Entries supplied:
....

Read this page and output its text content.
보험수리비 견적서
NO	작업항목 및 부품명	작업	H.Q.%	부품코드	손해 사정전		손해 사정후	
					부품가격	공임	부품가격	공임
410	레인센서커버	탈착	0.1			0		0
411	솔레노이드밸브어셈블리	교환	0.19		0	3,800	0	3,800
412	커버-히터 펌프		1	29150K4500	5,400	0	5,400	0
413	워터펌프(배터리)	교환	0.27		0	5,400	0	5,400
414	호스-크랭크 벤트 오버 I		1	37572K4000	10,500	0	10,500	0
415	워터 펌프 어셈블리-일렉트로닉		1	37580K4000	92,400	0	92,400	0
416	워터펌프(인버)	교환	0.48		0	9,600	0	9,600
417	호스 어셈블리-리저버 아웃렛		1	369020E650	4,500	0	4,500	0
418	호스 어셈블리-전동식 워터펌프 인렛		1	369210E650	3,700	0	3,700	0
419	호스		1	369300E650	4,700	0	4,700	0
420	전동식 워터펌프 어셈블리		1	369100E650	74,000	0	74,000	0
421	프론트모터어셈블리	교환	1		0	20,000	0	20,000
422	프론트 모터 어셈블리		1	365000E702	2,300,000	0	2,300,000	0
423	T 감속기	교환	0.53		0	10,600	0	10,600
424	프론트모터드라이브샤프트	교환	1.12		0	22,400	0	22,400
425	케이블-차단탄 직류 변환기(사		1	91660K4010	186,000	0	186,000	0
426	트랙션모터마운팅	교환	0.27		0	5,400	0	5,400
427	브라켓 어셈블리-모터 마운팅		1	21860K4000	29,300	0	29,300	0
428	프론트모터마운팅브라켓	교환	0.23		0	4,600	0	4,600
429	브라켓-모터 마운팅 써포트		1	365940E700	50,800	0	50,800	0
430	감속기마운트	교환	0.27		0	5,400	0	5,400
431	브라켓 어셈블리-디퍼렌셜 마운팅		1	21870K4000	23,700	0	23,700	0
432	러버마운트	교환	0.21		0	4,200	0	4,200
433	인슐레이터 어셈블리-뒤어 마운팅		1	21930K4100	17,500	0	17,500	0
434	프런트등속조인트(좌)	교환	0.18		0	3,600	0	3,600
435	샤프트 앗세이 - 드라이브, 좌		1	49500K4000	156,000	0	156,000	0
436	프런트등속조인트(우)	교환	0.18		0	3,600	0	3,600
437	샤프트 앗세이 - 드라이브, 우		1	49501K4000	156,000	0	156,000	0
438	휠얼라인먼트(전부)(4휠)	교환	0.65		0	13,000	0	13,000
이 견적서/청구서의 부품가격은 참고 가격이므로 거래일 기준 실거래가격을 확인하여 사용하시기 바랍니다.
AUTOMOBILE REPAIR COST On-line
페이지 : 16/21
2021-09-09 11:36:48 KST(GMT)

....

Problem details: The records above should be repeated in full, exactly as given.

Response:
Read this page and output its text content.
보험수리비 견적서
NO	작업항목 및 부품명	작업	H.Q.%	부품코드	손해 사정전		손해 사정후	
					부품가격	공임	부품가격	공임
410	레인센서커버	탈착	0.1			0		0
411	솔레노이드밸브어셈블리	교환	0.19		0	3,800	0	3,800
412	커버-히터 펌프		1	29150K4500	5,400	0	5,400	0
413	워터펌프(배터리)	교환	0.27		0	5,400	0	5,400
414	호스-크랭크 벤트 오버 I		1	37572K4000	10,500	0	10,500	0
415	워터 펌프 어셈블리-일렉트로닉		1	37580K4000	92,400	0	92,400	0
416	워터펌프(인버)	교환	0.48		0	9,600	0	9,600
417	호스 어셈블리-리저버 아웃렛		1	369020E650	4,500	0	4,500	0
418	호스 어셈블리-전동식 워터펌프 인렛		1	369210E650	3,700	0	3,700	0
419	호스		1	369300E650	4,700	0	4,700	0
420	전동식 워터펌프 어셈블리		1	369100E650	74,000	0	74,000	0
421	프론트모터어셈블리	교환	1		0	20,000	0	20,000
422	프론트 모터 어셈블리		1	365000E702	2,300,000	0	2,300,000	0
423	T 감속기	교환	0.53		0	10,600	0	10,600
424	프론트모터드라이브샤프트	교환	1.12		0	22,400	0	22,400
425	케이블-차단탄 직류 변환기(사		1	91660K4010	186,000	0	186,000	0
426	트랙션모터마운팅	교환	0.27		0	5,400	0	5,400
427	브라켓 어셈블리-모터 마운팅		1	21860K4000	29,300	0	29,300	0
428	프론트모터마운팅브라켓	교환	0.23		0	4,600	0	4,600
429	브라켓-모터 마운팅 써포트		1	365940E700	50,800	0	50,800	0
430	감속기마운트	교환	0.27		0	5,400	0	5,400
431	브라켓 어셈블리-디퍼렌셜 마운팅		1	21870K4000	23,700	0	23,700	0
432	러버마운트	교환	0.21		0	4,200	0	4,200
433	인슐레이터 어셈블리-뒤어 마운팅		1	21930K4100	17,500	0	17,500	0
434	프런트등속조인트(좌)	교환	0.18		0	3,600	0	3,600
435	샤프트 앗세이 - 드라이브, 좌		1	49500K4000	156,000	0	156,000	0
436	프런트등속조인트(우)	교환	0.18		0	3,600	0	3,600
437	샤프트 앗세이 - 드라이브, 우		1	49501K4000	156,000	0	156,000	0
438	휠얼라인먼트(전부)(4휠)	교환	0.65		0	13,000	0	13,000
이 견적서/청구서의 부품가격은 참고 가격이므로 거래일 기준 실거래가격을 확인하여 사용하시기 바랍니다.
AUTOMOBILE REPAIR COST On-line
페이지 : 16/21
2021-09-09 11:36:48 KST(GMT)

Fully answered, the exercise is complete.